> **Records for the exercise**
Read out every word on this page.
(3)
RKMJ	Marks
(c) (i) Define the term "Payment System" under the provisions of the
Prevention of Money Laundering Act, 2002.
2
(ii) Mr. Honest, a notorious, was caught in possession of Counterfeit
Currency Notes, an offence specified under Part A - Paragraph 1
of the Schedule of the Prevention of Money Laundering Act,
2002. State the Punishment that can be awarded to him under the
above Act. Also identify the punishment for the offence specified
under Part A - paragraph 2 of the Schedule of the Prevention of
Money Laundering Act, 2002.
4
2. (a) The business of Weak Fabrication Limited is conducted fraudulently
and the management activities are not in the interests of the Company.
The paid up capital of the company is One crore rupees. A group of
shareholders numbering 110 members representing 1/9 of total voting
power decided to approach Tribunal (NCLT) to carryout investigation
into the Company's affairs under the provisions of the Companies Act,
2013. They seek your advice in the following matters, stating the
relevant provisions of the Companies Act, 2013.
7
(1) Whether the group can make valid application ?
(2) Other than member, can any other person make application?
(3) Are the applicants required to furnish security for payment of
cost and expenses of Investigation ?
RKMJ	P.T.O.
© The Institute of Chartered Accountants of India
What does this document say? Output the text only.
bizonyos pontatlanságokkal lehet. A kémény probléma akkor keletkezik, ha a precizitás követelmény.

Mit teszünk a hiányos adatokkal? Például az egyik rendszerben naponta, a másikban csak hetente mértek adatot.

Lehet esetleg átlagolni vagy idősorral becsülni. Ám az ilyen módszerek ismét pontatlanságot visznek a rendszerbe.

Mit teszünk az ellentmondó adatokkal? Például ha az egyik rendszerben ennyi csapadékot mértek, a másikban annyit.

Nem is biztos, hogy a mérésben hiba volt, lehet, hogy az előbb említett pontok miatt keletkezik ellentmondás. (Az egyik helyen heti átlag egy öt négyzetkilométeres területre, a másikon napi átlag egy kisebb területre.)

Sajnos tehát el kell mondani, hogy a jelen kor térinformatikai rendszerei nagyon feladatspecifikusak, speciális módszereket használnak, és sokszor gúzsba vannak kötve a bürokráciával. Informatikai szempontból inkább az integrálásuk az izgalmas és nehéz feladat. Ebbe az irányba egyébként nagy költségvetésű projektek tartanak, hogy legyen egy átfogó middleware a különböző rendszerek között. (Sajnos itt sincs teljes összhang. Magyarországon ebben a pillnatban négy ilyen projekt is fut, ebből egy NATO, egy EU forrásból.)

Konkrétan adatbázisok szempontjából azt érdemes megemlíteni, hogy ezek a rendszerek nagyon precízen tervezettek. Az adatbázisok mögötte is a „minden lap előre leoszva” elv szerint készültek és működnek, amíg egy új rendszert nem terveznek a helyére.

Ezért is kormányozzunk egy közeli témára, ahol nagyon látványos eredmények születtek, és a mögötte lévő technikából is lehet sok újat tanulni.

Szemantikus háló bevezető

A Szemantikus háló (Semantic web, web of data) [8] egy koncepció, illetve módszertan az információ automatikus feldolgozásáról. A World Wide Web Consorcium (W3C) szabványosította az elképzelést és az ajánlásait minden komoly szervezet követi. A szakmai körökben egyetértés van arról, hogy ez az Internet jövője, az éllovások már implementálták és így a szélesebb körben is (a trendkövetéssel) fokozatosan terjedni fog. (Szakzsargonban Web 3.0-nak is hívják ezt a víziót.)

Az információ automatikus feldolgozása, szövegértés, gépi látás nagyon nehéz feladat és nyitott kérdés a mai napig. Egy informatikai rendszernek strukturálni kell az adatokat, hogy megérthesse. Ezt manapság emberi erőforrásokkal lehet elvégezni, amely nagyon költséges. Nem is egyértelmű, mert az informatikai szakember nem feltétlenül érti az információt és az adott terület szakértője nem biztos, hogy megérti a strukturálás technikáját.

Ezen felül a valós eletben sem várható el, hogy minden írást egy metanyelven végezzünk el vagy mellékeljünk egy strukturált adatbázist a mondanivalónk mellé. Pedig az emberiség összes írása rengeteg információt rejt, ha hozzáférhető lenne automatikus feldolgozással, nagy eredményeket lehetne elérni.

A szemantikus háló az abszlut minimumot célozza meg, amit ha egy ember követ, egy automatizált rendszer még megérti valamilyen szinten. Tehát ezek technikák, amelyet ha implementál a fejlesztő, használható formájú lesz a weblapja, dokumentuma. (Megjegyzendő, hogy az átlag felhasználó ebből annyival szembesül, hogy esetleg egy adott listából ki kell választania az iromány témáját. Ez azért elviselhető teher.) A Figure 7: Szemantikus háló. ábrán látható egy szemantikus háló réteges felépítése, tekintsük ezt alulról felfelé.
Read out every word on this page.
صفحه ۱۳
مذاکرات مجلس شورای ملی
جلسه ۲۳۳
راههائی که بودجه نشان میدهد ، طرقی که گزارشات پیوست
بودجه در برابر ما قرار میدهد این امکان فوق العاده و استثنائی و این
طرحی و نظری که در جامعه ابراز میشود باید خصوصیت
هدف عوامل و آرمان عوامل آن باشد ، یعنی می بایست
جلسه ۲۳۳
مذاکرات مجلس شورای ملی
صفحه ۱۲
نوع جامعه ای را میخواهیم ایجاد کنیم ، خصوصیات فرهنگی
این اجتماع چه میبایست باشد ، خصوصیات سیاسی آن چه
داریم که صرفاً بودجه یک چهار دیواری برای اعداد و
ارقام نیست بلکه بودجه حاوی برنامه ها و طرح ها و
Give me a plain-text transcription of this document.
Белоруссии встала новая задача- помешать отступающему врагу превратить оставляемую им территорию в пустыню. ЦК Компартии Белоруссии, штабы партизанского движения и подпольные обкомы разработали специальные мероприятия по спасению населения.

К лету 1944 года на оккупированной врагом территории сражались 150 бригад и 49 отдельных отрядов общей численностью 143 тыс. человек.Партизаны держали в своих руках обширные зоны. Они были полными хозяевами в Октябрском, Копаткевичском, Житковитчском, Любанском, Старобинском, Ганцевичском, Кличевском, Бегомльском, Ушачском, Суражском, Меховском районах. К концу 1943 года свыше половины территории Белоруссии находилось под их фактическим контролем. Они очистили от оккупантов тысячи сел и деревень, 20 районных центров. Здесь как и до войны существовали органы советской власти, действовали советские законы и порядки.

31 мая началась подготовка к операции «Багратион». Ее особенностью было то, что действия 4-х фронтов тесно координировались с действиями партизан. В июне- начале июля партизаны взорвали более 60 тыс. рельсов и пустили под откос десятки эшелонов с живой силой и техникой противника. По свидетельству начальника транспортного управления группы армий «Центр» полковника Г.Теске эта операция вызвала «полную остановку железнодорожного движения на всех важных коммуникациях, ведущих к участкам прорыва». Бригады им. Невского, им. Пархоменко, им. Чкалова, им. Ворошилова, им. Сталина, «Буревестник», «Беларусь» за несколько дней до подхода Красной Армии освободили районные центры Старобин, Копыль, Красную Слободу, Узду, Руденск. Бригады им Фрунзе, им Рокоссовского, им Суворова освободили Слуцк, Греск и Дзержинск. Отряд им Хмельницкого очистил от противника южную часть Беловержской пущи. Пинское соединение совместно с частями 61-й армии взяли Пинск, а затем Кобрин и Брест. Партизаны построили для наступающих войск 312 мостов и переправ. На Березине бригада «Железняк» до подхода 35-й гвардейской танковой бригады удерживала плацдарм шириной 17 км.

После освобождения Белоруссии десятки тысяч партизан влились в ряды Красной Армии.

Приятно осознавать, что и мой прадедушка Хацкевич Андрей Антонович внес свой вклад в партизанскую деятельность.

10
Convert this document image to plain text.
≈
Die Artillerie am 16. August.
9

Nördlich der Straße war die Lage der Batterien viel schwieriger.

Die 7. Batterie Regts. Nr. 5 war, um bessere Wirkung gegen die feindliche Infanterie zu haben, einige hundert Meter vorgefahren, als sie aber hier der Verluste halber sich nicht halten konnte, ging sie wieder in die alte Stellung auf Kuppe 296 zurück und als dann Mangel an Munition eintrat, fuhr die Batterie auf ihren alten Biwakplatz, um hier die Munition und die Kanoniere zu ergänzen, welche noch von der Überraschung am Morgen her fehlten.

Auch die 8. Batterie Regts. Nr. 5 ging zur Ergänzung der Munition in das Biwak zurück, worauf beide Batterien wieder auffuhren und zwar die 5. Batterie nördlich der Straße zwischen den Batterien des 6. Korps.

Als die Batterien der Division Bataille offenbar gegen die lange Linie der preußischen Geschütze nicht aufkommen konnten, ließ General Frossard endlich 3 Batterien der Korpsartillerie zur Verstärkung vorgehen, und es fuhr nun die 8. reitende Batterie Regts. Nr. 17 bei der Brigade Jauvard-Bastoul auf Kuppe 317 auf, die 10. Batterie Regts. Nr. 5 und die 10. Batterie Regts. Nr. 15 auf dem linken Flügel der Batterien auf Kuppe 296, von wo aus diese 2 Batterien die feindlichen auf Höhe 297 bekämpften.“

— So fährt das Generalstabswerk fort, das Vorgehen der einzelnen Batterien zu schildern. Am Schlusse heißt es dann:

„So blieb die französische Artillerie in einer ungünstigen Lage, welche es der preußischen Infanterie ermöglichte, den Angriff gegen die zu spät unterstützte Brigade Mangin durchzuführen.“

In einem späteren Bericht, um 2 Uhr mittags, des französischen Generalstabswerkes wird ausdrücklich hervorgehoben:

> **Aim of the task**
Transcribe exactly the line containing "Convert this document image to plain text." and all remaining lines of the material, ending with the last one.

> **Exercise solution**
Convert this document image to plain text.
≈
Die Artillerie am 16. August.
9

Nördlich der Straße war die Lage der Batterien viel schwieriger.

Die 7. Batterie Regts. Nr. 5 war, um bessere Wirkung gegen die feindliche Infanterie zu haben, einige hundert Meter vorgefahren, als sie aber hier der Verluste halber sich nicht halten konnte, ging sie wieder in die alte Stellung auf Kuppe 296 zurück und als dann Mangel an Munition eintrat, fuhr die Batterie auf ihren alten Biwakplatz, um hier die Munition und die Kanoniere zu ergänzen, welche noch von der Überraschung am Morgen her fehlten.

Auch die 8. Batterie Regts. Nr. 5 ging zur Ergänzung der Munition in das Biwak zurück, worauf beide Batterien wieder auffuhren und zwar die 5. Batterie nördlich der Straße zwischen den Batterien des 6. Korps.

Als die Batterien der Division Bataille offenbar gegen die lange Linie der preußischen Geschütze nicht aufkommen konnten, ließ General Frossard endlich 3 Batterien der Korpsartillerie zur Verstärkung vorgehen, und es fuhr nun die 8. reitende Batterie Regts. Nr. 17 bei der Brigade Jauvard-Bastoul auf Kuppe 317 auf, die 10. Batterie Regts. Nr. 5 und die 10. Batterie Regts. Nr. 15 auf dem linken Flügel der Batterien auf Kuppe 296, von wo aus diese 2 Batterien die feindlichen auf Höhe 297 bekämpften.“

— So fährt das Generalstabswerk fort, das Vorgehen der einzelnen Batterien zu schildern. Am Schlusse heißt es dann:

„So blieb die französische Artillerie in einer ungünstigen Lage, welche es der preußischen Infanterie ermöglichte, den Angriff gegen die zu spät unterstützte Brigade Mangin durchzuführen.“

In einem späteren Bericht, um 2 Uhr mittags, des französischen Generalstabswerkes wird ausdrücklich hervorgehoben:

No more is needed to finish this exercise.